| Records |
● ● ● ●

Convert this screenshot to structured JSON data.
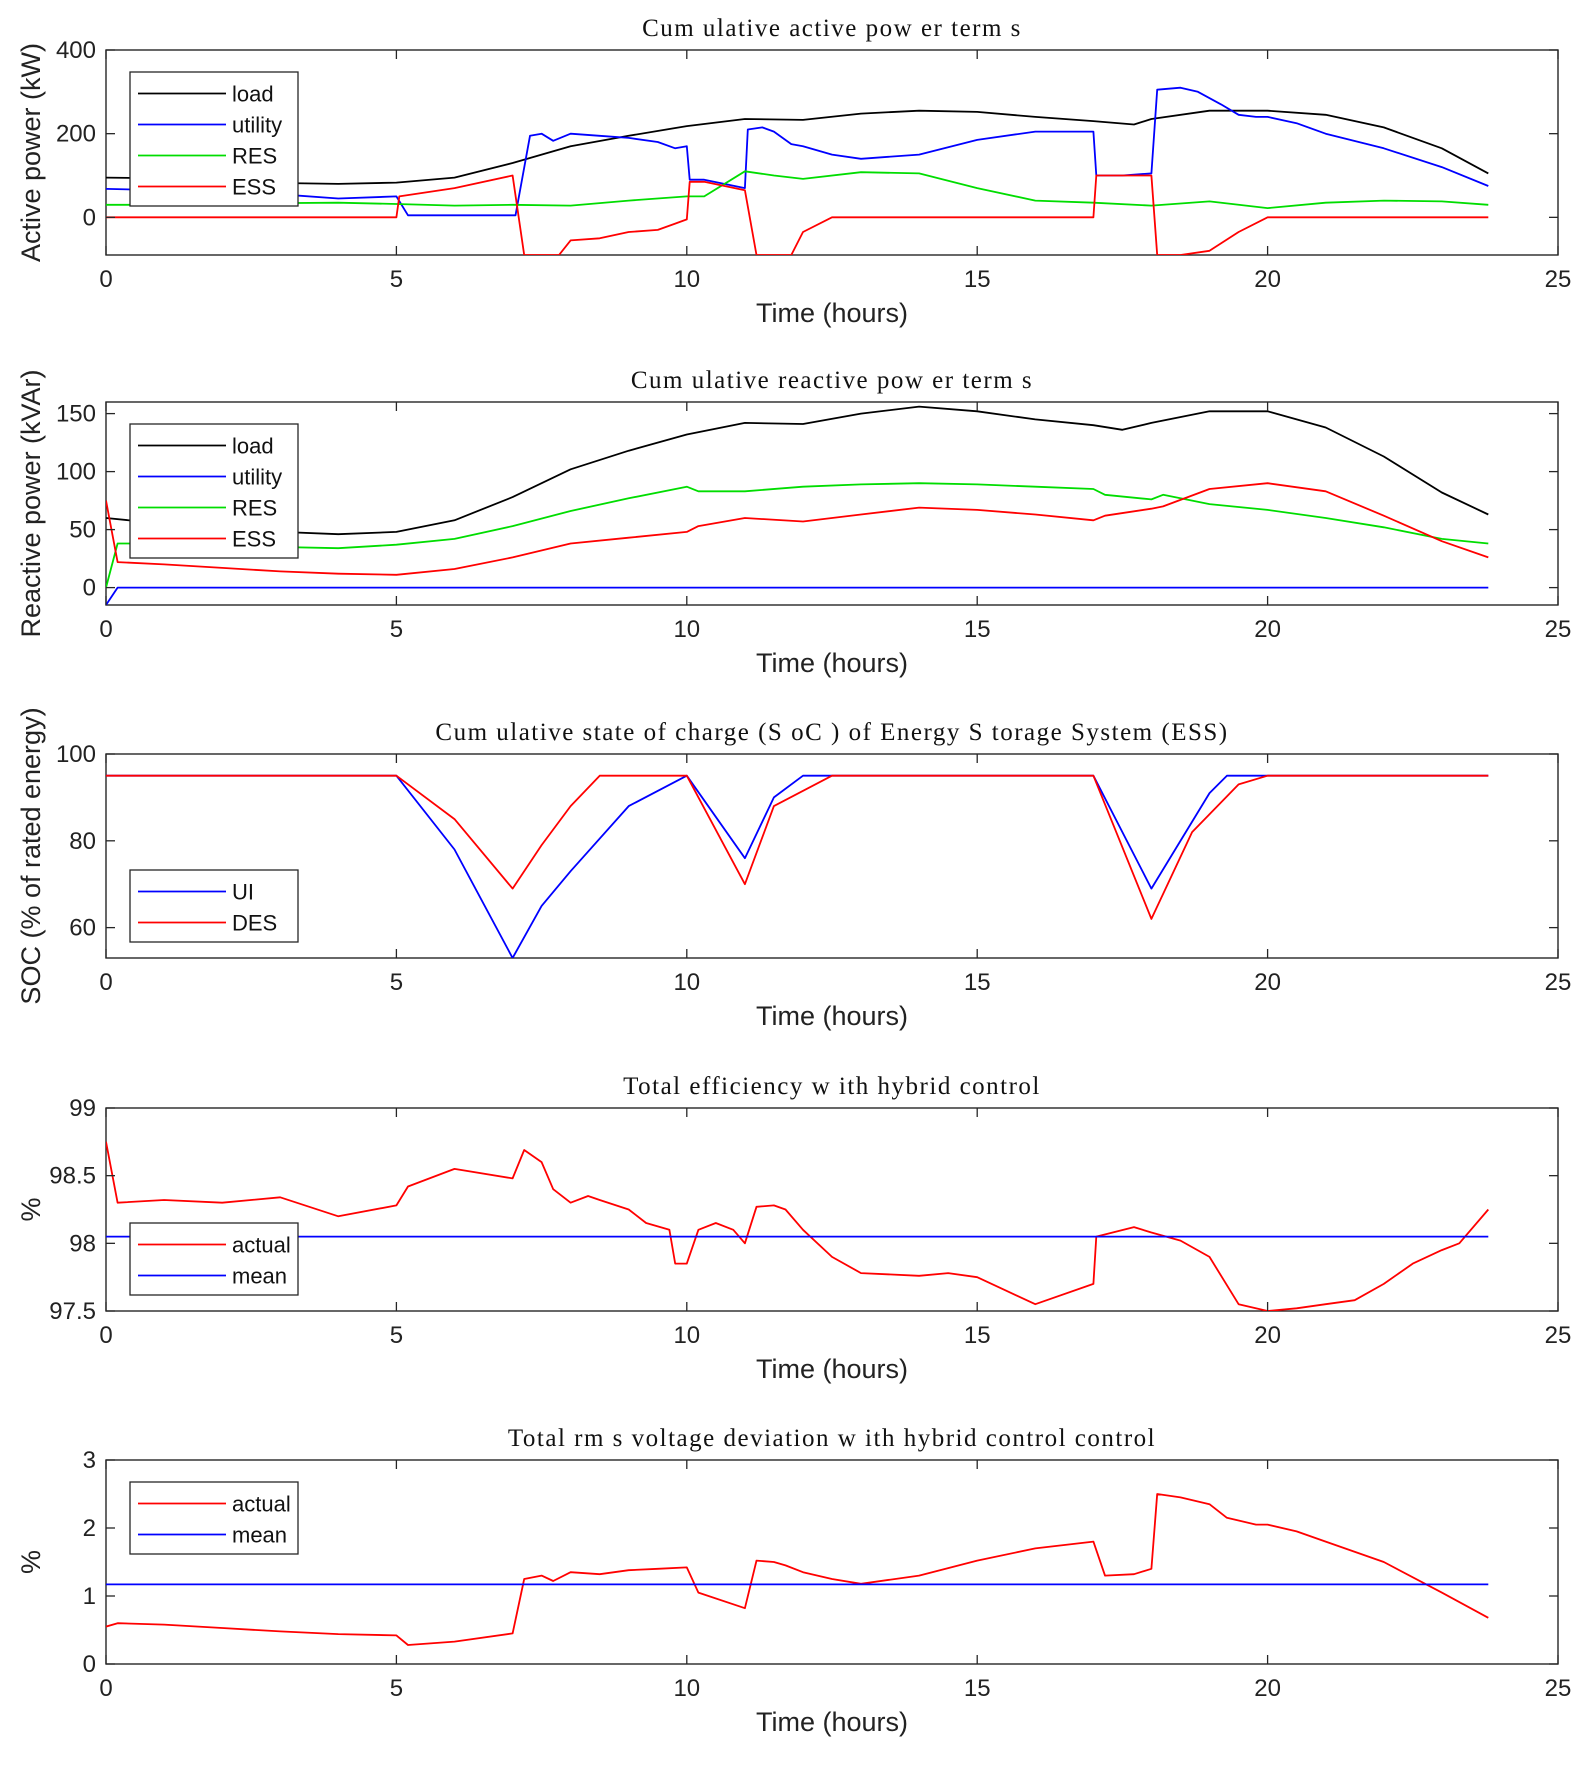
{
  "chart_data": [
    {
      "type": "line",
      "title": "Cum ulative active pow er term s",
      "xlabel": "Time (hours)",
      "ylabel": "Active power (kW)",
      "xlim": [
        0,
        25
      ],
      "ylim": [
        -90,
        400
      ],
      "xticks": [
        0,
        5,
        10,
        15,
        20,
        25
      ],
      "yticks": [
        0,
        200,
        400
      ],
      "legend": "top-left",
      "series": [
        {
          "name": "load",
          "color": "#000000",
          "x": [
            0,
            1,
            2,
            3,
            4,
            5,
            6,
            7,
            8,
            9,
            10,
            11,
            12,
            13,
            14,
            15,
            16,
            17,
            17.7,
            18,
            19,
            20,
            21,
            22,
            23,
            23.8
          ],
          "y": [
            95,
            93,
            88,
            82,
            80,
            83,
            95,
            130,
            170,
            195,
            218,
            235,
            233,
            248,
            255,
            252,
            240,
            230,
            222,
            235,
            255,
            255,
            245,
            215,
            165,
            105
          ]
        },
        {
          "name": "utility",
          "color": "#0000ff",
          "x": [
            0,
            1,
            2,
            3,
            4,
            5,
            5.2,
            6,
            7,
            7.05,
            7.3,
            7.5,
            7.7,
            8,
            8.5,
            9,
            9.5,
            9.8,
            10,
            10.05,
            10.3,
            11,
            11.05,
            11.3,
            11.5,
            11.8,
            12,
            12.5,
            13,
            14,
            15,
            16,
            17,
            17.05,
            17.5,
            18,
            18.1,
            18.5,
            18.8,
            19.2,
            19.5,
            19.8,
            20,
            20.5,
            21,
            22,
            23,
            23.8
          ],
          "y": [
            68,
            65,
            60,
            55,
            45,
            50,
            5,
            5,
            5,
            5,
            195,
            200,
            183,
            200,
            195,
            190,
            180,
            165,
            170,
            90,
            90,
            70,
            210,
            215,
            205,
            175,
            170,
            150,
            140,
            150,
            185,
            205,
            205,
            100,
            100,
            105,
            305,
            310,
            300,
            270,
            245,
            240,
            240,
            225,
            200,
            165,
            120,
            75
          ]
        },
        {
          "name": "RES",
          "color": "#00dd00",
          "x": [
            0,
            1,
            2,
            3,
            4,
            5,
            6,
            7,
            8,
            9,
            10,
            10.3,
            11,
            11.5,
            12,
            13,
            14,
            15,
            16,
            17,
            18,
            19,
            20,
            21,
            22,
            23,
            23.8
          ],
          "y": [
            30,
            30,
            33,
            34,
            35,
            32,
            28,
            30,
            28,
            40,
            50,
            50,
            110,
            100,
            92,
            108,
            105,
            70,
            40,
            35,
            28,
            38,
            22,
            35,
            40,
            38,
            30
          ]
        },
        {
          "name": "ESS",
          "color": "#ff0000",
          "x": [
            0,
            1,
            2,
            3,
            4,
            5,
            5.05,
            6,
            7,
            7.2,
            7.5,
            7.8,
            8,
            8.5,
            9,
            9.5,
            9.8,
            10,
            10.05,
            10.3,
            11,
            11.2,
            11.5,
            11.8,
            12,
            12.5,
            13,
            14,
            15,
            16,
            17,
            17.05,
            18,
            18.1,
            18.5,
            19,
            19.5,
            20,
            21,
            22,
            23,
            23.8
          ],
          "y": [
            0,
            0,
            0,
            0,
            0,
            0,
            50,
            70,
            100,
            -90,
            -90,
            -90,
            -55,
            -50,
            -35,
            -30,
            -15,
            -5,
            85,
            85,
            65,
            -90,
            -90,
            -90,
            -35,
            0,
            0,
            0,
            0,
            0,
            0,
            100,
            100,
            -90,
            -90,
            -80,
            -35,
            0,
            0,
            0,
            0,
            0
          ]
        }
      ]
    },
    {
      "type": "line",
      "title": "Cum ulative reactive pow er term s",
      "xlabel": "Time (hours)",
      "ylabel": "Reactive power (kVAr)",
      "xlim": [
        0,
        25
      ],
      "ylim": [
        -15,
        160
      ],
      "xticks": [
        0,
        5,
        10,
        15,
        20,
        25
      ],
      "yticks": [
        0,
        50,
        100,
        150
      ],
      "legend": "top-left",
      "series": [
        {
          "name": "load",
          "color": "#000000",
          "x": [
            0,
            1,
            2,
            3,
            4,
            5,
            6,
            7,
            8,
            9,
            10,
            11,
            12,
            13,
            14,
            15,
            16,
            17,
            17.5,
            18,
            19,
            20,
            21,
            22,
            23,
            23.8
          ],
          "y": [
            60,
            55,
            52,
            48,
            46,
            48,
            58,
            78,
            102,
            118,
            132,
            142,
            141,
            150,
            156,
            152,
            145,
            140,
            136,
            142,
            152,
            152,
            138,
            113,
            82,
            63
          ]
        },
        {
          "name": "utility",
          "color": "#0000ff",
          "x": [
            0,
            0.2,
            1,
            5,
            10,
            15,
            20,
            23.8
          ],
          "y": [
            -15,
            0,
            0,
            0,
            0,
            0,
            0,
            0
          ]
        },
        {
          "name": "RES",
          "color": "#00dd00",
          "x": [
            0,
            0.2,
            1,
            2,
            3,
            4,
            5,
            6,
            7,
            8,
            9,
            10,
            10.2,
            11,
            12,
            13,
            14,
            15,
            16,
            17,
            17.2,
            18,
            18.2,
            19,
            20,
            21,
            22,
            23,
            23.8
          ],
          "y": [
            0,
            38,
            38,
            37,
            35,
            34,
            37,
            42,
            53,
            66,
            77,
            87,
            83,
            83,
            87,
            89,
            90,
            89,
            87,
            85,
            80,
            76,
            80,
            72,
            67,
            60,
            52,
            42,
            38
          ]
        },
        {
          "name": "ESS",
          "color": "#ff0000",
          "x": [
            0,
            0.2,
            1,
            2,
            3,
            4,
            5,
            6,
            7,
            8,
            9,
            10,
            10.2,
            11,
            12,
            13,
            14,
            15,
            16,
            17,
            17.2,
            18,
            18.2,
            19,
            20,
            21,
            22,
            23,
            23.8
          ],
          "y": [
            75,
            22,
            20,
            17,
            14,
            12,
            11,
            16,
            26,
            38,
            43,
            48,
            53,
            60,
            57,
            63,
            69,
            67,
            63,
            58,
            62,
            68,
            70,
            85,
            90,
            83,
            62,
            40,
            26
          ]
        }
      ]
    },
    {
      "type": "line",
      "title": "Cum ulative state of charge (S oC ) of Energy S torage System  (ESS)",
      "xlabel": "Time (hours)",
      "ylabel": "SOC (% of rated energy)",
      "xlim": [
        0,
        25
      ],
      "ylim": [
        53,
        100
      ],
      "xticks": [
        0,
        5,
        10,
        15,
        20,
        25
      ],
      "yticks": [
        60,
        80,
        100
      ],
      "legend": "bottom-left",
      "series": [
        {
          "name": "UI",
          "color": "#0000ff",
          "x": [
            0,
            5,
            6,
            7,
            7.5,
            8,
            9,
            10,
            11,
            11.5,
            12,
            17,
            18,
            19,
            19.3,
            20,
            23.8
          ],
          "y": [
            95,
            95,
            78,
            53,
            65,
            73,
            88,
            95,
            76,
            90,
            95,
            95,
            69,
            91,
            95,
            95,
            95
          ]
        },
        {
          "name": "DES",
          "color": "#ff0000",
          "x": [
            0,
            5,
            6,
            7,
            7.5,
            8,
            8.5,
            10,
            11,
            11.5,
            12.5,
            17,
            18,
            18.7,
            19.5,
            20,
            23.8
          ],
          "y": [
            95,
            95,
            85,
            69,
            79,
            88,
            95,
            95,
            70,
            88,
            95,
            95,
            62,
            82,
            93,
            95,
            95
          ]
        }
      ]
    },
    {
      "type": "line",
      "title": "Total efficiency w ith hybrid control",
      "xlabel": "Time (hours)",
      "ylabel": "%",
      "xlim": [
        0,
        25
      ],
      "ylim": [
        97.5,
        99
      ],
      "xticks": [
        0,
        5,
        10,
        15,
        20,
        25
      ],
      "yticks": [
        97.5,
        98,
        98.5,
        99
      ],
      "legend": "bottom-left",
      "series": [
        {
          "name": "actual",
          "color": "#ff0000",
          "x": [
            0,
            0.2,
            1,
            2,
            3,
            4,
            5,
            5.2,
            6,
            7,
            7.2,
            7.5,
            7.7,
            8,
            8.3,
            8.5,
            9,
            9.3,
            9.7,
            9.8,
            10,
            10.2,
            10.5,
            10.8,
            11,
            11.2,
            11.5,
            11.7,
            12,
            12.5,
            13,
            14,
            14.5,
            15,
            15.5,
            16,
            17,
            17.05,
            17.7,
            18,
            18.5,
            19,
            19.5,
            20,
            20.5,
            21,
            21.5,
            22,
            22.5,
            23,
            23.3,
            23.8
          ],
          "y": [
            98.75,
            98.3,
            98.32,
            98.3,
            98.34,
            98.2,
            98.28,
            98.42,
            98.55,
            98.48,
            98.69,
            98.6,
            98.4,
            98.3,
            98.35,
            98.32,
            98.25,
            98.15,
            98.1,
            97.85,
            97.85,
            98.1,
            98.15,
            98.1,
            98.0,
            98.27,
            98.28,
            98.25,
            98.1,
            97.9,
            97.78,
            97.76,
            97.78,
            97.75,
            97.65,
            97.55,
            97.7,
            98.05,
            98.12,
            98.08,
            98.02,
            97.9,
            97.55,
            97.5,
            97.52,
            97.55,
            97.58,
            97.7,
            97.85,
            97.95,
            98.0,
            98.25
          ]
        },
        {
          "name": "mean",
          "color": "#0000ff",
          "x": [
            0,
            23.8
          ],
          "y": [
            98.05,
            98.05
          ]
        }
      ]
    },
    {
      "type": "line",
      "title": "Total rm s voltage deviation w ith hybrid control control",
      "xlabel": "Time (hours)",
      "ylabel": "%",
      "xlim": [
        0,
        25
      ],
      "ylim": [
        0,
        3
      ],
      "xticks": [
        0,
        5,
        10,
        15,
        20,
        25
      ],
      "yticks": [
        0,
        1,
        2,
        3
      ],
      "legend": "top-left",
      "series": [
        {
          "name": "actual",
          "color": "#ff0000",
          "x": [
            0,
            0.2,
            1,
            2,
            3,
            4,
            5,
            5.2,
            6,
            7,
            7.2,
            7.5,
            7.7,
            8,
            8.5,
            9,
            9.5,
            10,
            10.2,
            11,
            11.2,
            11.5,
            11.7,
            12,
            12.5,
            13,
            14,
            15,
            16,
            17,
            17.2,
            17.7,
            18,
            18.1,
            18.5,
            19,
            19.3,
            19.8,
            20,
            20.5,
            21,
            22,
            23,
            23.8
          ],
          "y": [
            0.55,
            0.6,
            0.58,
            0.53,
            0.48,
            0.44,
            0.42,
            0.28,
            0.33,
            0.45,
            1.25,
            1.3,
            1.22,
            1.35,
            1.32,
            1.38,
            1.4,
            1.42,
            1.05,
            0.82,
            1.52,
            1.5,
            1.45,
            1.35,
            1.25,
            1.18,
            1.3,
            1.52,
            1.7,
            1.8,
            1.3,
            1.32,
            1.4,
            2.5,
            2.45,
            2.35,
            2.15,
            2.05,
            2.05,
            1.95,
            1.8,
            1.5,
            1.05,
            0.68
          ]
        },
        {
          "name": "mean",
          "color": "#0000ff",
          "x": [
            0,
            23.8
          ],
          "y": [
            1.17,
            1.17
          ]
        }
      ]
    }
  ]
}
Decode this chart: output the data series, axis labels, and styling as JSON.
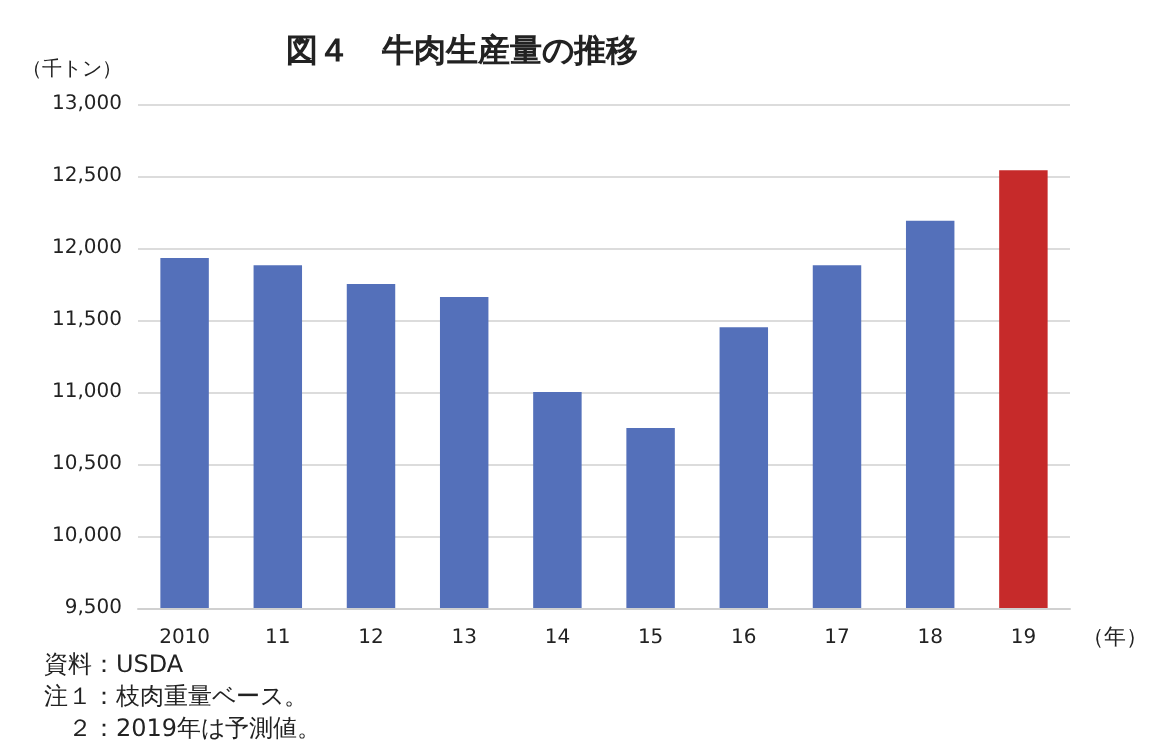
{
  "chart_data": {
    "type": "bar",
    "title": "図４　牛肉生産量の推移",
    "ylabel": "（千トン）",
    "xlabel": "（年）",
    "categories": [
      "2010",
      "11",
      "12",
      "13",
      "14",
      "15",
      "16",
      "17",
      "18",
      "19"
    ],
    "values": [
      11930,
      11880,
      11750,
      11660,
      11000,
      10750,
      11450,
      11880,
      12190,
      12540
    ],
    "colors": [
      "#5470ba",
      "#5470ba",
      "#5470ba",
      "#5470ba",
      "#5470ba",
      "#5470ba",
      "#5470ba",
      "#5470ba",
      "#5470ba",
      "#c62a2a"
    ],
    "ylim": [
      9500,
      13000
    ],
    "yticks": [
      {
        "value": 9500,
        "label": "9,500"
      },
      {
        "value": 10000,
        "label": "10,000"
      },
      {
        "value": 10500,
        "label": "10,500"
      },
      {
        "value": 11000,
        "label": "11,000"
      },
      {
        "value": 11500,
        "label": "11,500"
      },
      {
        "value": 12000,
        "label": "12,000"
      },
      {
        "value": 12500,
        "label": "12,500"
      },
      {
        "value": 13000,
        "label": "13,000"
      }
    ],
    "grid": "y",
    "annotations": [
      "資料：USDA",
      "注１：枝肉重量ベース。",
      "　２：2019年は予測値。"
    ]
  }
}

● ● ● ●

| GOAL |
In the entries above, locate every line with the word "Total" and copy it.

| OUTPUT BELOW |
      "title": "Total efficiency w ith hybrid control",
      "title": "Total rm s voltage deviation w ith hybrid control control",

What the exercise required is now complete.